REQUESTS:
1. Reproduce the portion of the ERISA layoff passage that runs from "For reasons that" up to and including "motivation under ERISA?".
2. Write the next part of the ERISA layoff passage, picking up after its final sentence.

===== SELECTED EXTRACT =====

For reasons that are quite similar to age discrimination, another common legal issue to watch out for involves the Employee Retirement Income Security Act (ERISA). A common legal complaint is that employers chose to lay off employees to prevent the employees from getting benefits under an employee benefit plan, which is illegal under ERISA. This issue is raised most often when the employees you let go happen to be the ones with the highest benefit costs.

It's pretty clear that ERISA is violated when employers choose to terminate employees in order to prevent them from becoming vested in an ERISA plan. But other improper motivations under ERISA are not so clearly defined. The whole point of downsizing is to reduce costs, including benefit costs. The question is—at what point does the desire to reduce benefit costs turn into an improper motivation under ERISA?

===== GIVEN DATA =====

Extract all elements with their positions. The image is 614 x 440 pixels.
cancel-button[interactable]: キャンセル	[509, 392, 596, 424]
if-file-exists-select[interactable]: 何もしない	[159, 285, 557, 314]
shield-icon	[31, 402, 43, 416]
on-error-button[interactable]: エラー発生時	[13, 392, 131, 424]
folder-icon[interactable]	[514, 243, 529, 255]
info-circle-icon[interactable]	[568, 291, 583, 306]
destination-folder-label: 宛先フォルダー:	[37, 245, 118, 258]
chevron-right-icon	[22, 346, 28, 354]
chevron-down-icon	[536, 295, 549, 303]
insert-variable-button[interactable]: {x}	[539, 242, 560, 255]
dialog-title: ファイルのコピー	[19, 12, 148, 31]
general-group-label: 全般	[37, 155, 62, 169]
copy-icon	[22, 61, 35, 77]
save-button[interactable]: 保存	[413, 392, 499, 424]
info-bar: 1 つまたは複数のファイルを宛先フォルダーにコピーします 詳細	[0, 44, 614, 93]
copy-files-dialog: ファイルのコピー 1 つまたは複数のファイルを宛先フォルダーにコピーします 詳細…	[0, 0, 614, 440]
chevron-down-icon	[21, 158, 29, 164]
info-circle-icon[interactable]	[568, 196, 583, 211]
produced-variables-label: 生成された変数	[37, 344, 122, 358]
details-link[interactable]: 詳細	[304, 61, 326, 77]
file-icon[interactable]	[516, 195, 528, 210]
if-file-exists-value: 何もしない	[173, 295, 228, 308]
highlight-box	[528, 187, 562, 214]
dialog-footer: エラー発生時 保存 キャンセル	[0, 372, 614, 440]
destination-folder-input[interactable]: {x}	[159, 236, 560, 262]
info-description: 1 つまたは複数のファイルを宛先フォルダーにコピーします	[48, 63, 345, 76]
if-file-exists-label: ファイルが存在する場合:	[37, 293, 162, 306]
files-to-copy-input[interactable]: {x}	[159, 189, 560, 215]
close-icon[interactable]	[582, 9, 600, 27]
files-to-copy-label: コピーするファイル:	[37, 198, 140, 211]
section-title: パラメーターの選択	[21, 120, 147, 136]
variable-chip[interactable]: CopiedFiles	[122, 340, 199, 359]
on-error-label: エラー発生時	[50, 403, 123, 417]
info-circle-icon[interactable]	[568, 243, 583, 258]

=====

ANSWERS TO THE TASKS:
1.
For reasons that are quite similar to age discrimination, another common legal issue to watch out for involves the Employee Retirement Income Security Act (ERISA). A common legal complaint is that employers chose to lay off employees to prevent the employees from getting benefits under an employee benefit plan, which is illegal under ERISA. This issue is raised most often when the employees you let go happen to be the ones with the highest benefit costs.

It's pretty clear that ERISA is violated when employers choose to terminate employees in order to prevent them from becoming vested in an ERISA plan. But other improper motivations under ERISA are not so clearly defined. The whole point of downsizing is to reduce costs, including benefit costs. The question is—at what point does the desire to reduce benefit costs turn into an improper motivation under ERISA?

2.
Most courts say that ERISA is violated only if it can be proved that depriving employees of their benefits is an employer's principal motivation. Although courts differ in their approaches, employers generally will be in the clear if they avoid making layoff decisions that appear to be based primarily on benefit costs. Make sure that your analysis of reduced benefit costs is merely one part of your overall analysis of costs that can be reduced with a RIF.

The bottom line is that employers face a difficult choice when contemplating a RIF. The use of objective criteria may be the best legal protection, but it isn't necessarily an effective means of preserving the most productive employees. Subjective criteria focuses more on the quality of the remaining workers but leaves you more vulnerable to claims of favoritism and discrimination. Either way, careful planning is critical to a successful RIF.